* **SET PROBLEM**
Will you quote all of the entries, word for word?

* **MATERIAL TO PROCESS**
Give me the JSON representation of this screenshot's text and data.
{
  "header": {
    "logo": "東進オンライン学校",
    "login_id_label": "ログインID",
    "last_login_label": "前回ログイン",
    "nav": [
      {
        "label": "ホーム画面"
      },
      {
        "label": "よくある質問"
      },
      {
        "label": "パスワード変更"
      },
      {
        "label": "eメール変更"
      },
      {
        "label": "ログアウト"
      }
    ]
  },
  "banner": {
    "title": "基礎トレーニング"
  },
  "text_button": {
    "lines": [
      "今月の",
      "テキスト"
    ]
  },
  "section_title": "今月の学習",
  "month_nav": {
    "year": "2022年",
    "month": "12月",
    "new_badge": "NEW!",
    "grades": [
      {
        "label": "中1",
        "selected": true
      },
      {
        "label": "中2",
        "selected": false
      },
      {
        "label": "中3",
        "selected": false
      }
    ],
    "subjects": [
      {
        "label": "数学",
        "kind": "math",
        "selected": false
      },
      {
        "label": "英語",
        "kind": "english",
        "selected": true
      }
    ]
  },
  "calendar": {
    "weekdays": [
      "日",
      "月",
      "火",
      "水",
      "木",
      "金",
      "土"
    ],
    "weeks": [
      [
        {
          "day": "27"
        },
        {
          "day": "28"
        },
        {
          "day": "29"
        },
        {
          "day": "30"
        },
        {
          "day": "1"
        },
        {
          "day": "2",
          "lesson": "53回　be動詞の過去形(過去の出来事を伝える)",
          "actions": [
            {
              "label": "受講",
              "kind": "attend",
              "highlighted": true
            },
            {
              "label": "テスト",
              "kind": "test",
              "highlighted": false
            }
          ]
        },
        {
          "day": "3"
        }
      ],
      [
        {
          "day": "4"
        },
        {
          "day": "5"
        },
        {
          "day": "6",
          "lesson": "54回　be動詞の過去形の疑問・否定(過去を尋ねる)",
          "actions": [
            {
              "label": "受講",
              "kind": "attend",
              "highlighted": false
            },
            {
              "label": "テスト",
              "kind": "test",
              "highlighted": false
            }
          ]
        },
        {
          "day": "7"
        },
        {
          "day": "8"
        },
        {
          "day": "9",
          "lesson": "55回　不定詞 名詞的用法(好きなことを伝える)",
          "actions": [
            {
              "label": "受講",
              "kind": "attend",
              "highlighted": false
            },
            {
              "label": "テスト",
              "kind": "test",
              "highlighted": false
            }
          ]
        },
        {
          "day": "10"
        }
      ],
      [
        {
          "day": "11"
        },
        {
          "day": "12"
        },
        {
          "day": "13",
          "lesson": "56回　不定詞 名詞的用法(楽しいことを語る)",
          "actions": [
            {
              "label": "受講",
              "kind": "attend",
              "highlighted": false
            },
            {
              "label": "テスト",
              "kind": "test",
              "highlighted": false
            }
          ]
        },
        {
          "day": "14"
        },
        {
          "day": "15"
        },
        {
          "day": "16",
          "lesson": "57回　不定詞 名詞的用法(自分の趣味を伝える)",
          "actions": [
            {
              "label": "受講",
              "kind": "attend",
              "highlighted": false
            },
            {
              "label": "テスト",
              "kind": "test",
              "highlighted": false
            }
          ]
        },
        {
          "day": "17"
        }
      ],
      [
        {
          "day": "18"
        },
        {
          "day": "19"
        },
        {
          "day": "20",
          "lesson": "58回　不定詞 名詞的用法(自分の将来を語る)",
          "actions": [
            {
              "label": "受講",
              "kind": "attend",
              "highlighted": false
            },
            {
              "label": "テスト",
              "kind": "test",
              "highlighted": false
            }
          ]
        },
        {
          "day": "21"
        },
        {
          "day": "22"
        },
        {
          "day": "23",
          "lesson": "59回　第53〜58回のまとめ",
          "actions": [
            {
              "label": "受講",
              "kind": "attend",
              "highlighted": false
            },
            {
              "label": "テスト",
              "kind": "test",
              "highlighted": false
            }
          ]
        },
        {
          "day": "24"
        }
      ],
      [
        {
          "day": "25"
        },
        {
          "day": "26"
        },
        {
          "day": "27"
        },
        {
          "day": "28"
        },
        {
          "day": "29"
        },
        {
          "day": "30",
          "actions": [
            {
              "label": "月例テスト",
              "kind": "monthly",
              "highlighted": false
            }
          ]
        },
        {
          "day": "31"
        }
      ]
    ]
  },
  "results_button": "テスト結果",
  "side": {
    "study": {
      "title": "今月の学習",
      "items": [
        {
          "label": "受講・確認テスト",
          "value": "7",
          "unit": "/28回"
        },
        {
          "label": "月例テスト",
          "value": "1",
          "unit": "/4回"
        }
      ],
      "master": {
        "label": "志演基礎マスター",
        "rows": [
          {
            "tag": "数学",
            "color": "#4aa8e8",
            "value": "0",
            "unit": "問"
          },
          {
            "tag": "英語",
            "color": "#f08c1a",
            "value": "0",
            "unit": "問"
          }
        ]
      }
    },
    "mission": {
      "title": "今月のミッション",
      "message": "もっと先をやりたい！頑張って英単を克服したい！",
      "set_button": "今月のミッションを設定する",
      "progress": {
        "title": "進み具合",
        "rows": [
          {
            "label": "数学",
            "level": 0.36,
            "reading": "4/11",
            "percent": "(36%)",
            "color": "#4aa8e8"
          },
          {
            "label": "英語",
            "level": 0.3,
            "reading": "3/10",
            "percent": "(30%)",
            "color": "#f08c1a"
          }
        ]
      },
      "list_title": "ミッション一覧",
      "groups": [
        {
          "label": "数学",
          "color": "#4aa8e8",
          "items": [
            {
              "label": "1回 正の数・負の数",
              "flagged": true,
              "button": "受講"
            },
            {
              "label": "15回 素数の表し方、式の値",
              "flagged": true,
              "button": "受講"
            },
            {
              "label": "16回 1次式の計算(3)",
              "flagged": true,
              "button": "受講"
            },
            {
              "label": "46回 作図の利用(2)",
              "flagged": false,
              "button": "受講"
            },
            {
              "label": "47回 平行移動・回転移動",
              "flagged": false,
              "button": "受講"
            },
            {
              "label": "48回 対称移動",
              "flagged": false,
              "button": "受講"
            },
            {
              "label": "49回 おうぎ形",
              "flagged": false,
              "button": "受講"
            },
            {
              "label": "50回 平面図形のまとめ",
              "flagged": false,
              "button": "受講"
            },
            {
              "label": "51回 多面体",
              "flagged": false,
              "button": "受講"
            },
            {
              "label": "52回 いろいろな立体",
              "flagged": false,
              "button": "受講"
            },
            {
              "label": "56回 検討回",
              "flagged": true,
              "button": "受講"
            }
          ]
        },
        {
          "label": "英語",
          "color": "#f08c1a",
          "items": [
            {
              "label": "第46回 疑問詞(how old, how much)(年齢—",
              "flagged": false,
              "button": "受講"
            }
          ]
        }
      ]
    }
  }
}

* **WRITTEN RESPONSE**
Give me the JSON representation of this screenshot's text and data.
{
  "header": {
    "logo": "東進オンライン学校",
    "login_id_label": "ログインID",
    "last_login_label": "前回ログイン",
    "nav": [
      {
        "label": "ホーム画面"
      },
      {
        "label": "よくある質問"
      },
      {
        "label": "パスワード変更"
      },
      {
        "label": "eメール変更"
      },
      {
        "label": "ログアウト"
      }
    ]
  },
  "banner": {
    "title": "基礎トレーニング"
  },
  "text_button": {
    "lines": [
      "今月の",
      "テキスト"
    ]
  },
  "section_title": "今月の学習",
  "month_nav": {
    "year": "2022年",
    "month": "12月",
    "new_badge": "NEW!",
    "grades": [
      {
        "label": "中1",
        "selected": true
      },
      {
        "label": "中2",
        "selected": false
      },
      {
        "label": "中3",
        "selected": false
      }
    ],
    "subjects": [
      {
        "label": "数学",
        "kind": "math",
        "selected": false
      },
      {
        "label": "英語",
        "kind": "english",
        "selected": true
      }
    ]
  },
  "calendar": {
    "weekdays": [
      "日",
      "月",
      "火",
      "水",
      "木",
      "金",
      "土"
    ],
    "weeks": [
      [
        {
          "day": "27"
        },
        {
          "day": "28"
        },
        {
          "day": "29"
        },
        {
          "day": "30"
        },
        {
          "day": "1"
        },
        {
          "day": "2",
          "lesson": "53回　be動詞の過去形(過去の出来事を伝える)",
          "actions": [
            {
              "label": "受講",
              "kind": "attend",
              "highlighted": true
            },
            {
              "label": "テスト",
              "kind": "test",
              "highlighted": false
            }
          ]
        },
        {
          "day": "3"
        }
      ],
      [
        {
          "day": "4"
        },
        {
          "day": "5"
        },
        {
          "day": "6",
          "lesson": "54回　be動詞の過去形の疑問・否定(過去を尋ねる)",
          "actions": [
            {
              "label": "受講",
              "kind": "attend",
              "highlighted": false
            },
            {
              "label": "テスト",
              "kind": "test",
              "highlighted": false
            }
          ]
        },
        {
          "day": "7"
        },
        {
          "day": "8"
        },
        {
          "day": "9",
          "lesson": "55回　不定詞 名詞的用法(好きなことを伝える)",
          "actions": [
            {
              "label": "受講",
              "kind": "attend",
              "highlighted": false
            },
            {
              "label": "テスト",
              "kind": "test",
              "highlighted": false
            }
          ]
        },
        {
          "day": "10"
        }
      ],
      [
        {
          "day": "11"
        },
        {
          "day": "12"
        },
        {
          "day": "13",
          "lesson": "56回　不定詞 名詞的用法(楽しいことを語る)",
          "actions": [
            {
              "label": "受講",
              "kind": "attend",
              "highlighted": false
            },
            {
              "label": "テスト",
              "kind": "test",
              "highlighted": false
            }
          ]
        },
        {
          "day": "14"
        },
        {
          "day": "15"
        },
        {
          "day": "16",
          "lesson": "57回　不定詞 名詞的用法(自分の趣味を伝える)",
          "actions": [
            {
              "label": "受講",
              "kind": "attend",
              "highlighted": false
            },
            {
              "label": "テスト",
              "kind": "test",
              "highlighted": false
            }
          ]
        },
        {
          "day": "17"
        }
      ],
      [
        {
          "day": "18"
        },
        {
          "day": "19"
        },
        {
          "day": "20",
          "lesson": "58回　不定詞 名詞的用法(自分の将来を語る)",
          "actions": [
            {
              "label": "受講",
              "kind": "attend",
              "highlighted": false
            },
            {
              "label": "テスト",
              "kind": "test",
              "highlighted": false
            }
          ]
        },
        {
          "day": "21"
        },
        {
          "day": "22"
        },
        {
          "day": "23",
          "lesson": "59回　第53〜58回のまとめ",
          "actions": [
            {
              "label": "受講",
              "kind": "attend",
              "highlighted": false
            },
            {
              "label": "テスト",
              "kind": "test",
              "highlighted": false
            }
          ]
        },
        {
          "day": "24"
        }
      ],
      [
        {
          "day": "25"
        },
        {
          "day": "26"
        },
        {
          "day": "27"
        },
        {
          "day": "28"
        },
        {
          "day": "29"
        },
        {
          "day": "30",
          "actions": [
            {
              "label": "月例テスト",
              "kind": "monthly",
              "highlighted": false
            }
          ]
        },
        {
          "day": "31"
        }
      ]
    ]
  },
  "results_button": "テスト結果",
  "side": {
    "study": {
      "title": "今月の学習",
      "items": [
        {
          "label": "受講・確認テスト",
          "value": "7",
          "unit": "/28回"
        },
        {
          "label": "月例テスト",
          "value": "1",
          "unit": "/4回"
        }
      ],
      "master": {
        "label": "志演基礎マスター",
        "rows": [
          {
            "tag": "数学",
            "color": "#4aa8e8",
            "value": "0",
            "unit": "問"
          },
          {
            "tag": "英語",
            "color": "#f08c1a",
            "value": "0",
            "unit": "問"
          }
        ]
      }
    },
    "mission": {
      "title": "今月のミッション",
      "message": "もっと先をやりたい！頑張って英単を克服したい！",
      "set_button": "今月のミッションを設定する",
      "progress": {
        "title": "進み具合",
        "rows": [
          {
            "label": "数学",
            "level": 0.36,
            "reading": "4/11",
            "percent": "(36%)",
            "color": "#4aa8e8"
          },
          {
            "label": "英語",
            "level": 0.3,
            "reading": "3/10",
            "percent": "(30%)",
            "color": "#f08c1a"
          }
        ]
      },
      "list_title": "ミッション一覧",
      "groups": [
        {
          "label": "数学",
          "color": "#4aa8e8",
          "items": [
            {
              "label": "1回 正の数・負の数",
              "flagged": true,
              "button": "受講"
            },
            {
              "label": "15回 素数の表し方、式の値",
              "flagged": true,
              "button": "受講"
            },
            {
              "label": "16回 1次式の計算(3)",
              "flagged": true,
              "button": "受講"
            },
            {
              "label": "46回 作図の利用(2)",
              "flagged": false,
              "button": "受講"
            },
            {
              "label": "47回 平行移動・回転移動",
              "flagged": false,
              "button": "受講"
            },
            {
              "label": "48回 対称移動",
              "flagged": false,
              "button": "受講"
            },
            {
              "label": "49回 おうぎ形",
              "flagged": false,
              "button": "受講"
            },
            {
              "label": "50回 平面図形のまとめ",
              "flagged": false,
              "button": "受講"
            },
            {
              "label": "51回 多面体",
              "flagged": false,
              "button": "受講"
            },
            {
              "label": "52回 いろいろな立体",
              "flagged": false,
              "button": "受講"
            },
            {
              "label": "56回 検討回",
              "flagged": true,
              "button": "受講"
            }
          ]
        },
        {
          "label": "英語",
          "color": "#f08c1a",
          "items": [
            {
              "label": "第46回 疑問詞(how old, how much)(年齢—",
              "flagged": false,
              "button": "受講"
            }
          ]
        }
      ]
    }
  }
}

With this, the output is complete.